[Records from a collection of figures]
** BEGIN **
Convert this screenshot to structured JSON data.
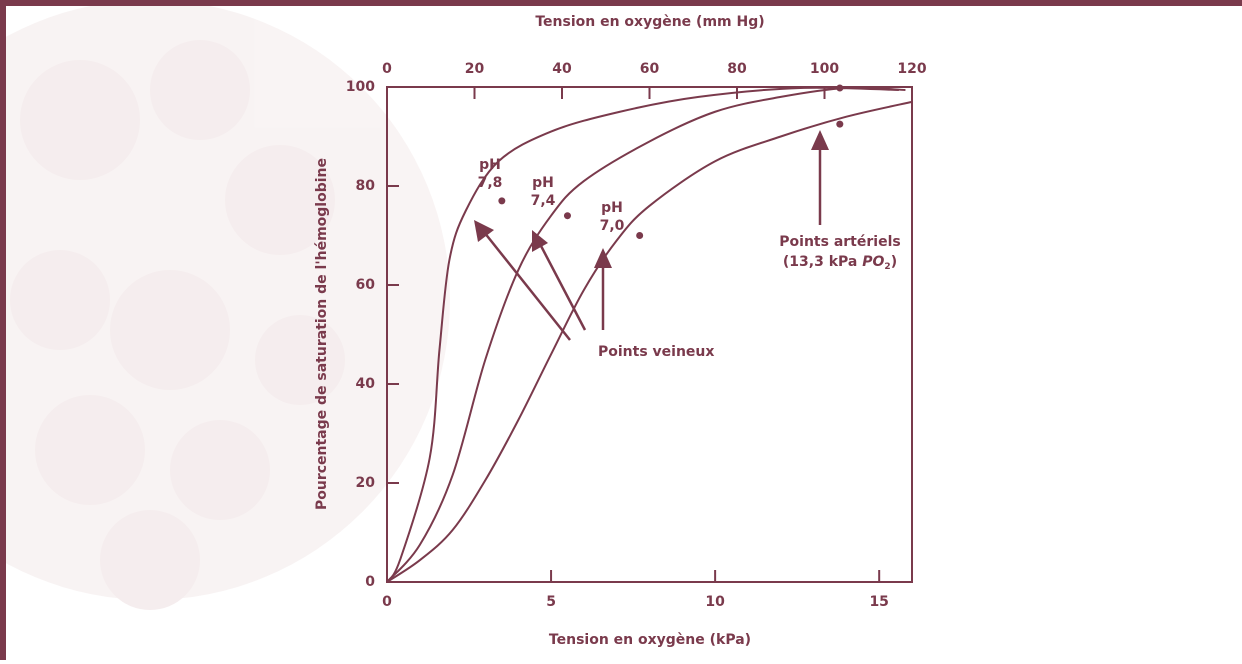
{
  "chart_data": {
    "type": "line",
    "x_label": "Tension en oxygène (kPa)",
    "x2_label": "Tension en oxygène (mm Hg)",
    "y_label": "Pourcentage de saturation de l'hémoglobine",
    "xlim": [
      0,
      16
    ],
    "xticks": [
      0,
      5,
      10,
      15
    ],
    "x2lim": [
      0,
      120
    ],
    "x2ticks": [
      0,
      20,
      40,
      60,
      80,
      100,
      120
    ],
    "ylim": [
      0,
      100
    ],
    "yticks": [
      0,
      20,
      40,
      60,
      80,
      100
    ],
    "grid": false,
    "color": "#7a3a4c",
    "series": [
      {
        "label": [
          "pH",
          "7,8"
        ],
        "type": "line",
        "x": [
          0,
          0.4,
          1.3,
          1.6,
          1.9,
          2.4,
          3.4,
          5,
          7.1,
          9.5,
          12.6,
          15.6
        ],
        "values": [
          0,
          4.5,
          25,
          47,
          65,
          75,
          85,
          91,
          95,
          98,
          99.8,
          99.4
        ]
      },
      {
        "label": [
          "pH",
          "7,4"
        ],
        "type": "line",
        "x": [
          0,
          1,
          2,
          3,
          4,
          5,
          6,
          8,
          10,
          12,
          14,
          15.8
        ],
        "values": [
          0,
          7.5,
          21.6,
          45,
          63,
          74,
          81,
          89,
          95,
          98,
          99.8,
          99.4
        ]
      },
      {
        "label": [
          "pH",
          "7,0"
        ],
        "type": "line",
        "x": [
          0,
          1,
          2,
          3,
          4,
          5,
          6,
          7,
          8,
          10,
          12,
          14,
          16
        ],
        "values": [
          0,
          4.4,
          10.5,
          20.6,
          32.7,
          46,
          59,
          69,
          76,
          85,
          90,
          94,
          97
        ]
      },
      {
        "name": "Points veineux",
        "type": "scatter",
        "x": [
          3.5,
          5.5,
          7.7
        ],
        "values": [
          77,
          74,
          70
        ]
      },
      {
        "name": "Points artériels",
        "label_detail": [
          "(13,3 kPa ",
          "PO",
          "2",
          ")"
        ],
        "type": "scatter",
        "x": [
          13.8,
          13.8
        ],
        "values": [
          99.8,
          92.5
        ]
      }
    ]
  }
}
** END **
### REQUIRED TASK
Restate each line of the records exactly; pictures do not belong in the copy.

### ANSWER FOR THIS EXERCISE
Convert this screenshot to structured JSON data.
{
  "chart_data": {
    "type": "line",
    "x_label": "Tension en oxygène (kPa)",
    "x2_label": "Tension en oxygène (mm Hg)",
    "y_label": "Pourcentage de saturation de l'hémoglobine",
    "xlim": [
      0,
      16
    ],
    "xticks": [
      0,
      5,
      10,
      15
    ],
    "x2lim": [
      0,
      120
    ],
    "x2ticks": [
      0,
      20,
      40,
      60,
      80,
      100,
      120
    ],
    "ylim": [
      0,
      100
    ],
    "yticks": [
      0,
      20,
      40,
      60,
      80,
      100
    ],
    "grid": false,
    "color": "#7a3a4c",
    "series": [
      {
        "label": [
          "pH",
          "7,8"
        ],
        "type": "line",
        "x": [
          0,
          0.4,
          1.3,
          1.6,
          1.9,
          2.4,
          3.4,
          5,
          7.1,
          9.5,
          12.6,
          15.6
        ],
        "values": [
          0,
          4.5,
          25,
          47,
          65,
          75,
          85,
          91,
          95,
          98,
          99.8,
          99.4
        ]
      },
      {
        "label": [
          "pH",
          "7,4"
        ],
        "type": "line",
        "x": [
          0,
          1,
          2,
          3,
          4,
          5,
          6,
          8,
          10,
          12,
          14,
          15.8
        ],
        "values": [
          0,
          7.5,
          21.6,
          45,
          63,
          74,
          81,
          89,
          95,
          98,
          99.8,
          99.4
        ]
      },
      {
        "label": [
          "pH",
          "7,0"
        ],
        "type": "line",
        "x": [
          0,
          1,
          2,
          3,
          4,
          5,
          6,
          7,
          8,
          10,
          12,
          14,
          16
        ],
        "values": [
          0,
          4.4,
          10.5,
          20.6,
          32.7,
          46,
          59,
          69,
          76,
          85,
          90,
          94,
          97
        ]
      },
      {
        "name": "Points veineux",
        "type": "scatter",
        "x": [
          3.5,
          5.5,
          7.7
        ],
        "values": [
          77,
          74,
          70
        ]
      },
      {
        "name": "Points artériels",
        "label_detail": [
          "(13,3 kPa ",
          "PO",
          "2",
          ")"
        ],
        "type": "scatter",
        "x": [
          13.8,
          13.8
        ],
        "values": [
          99.8,
          92.5
        ]
      }
    ]
  }
}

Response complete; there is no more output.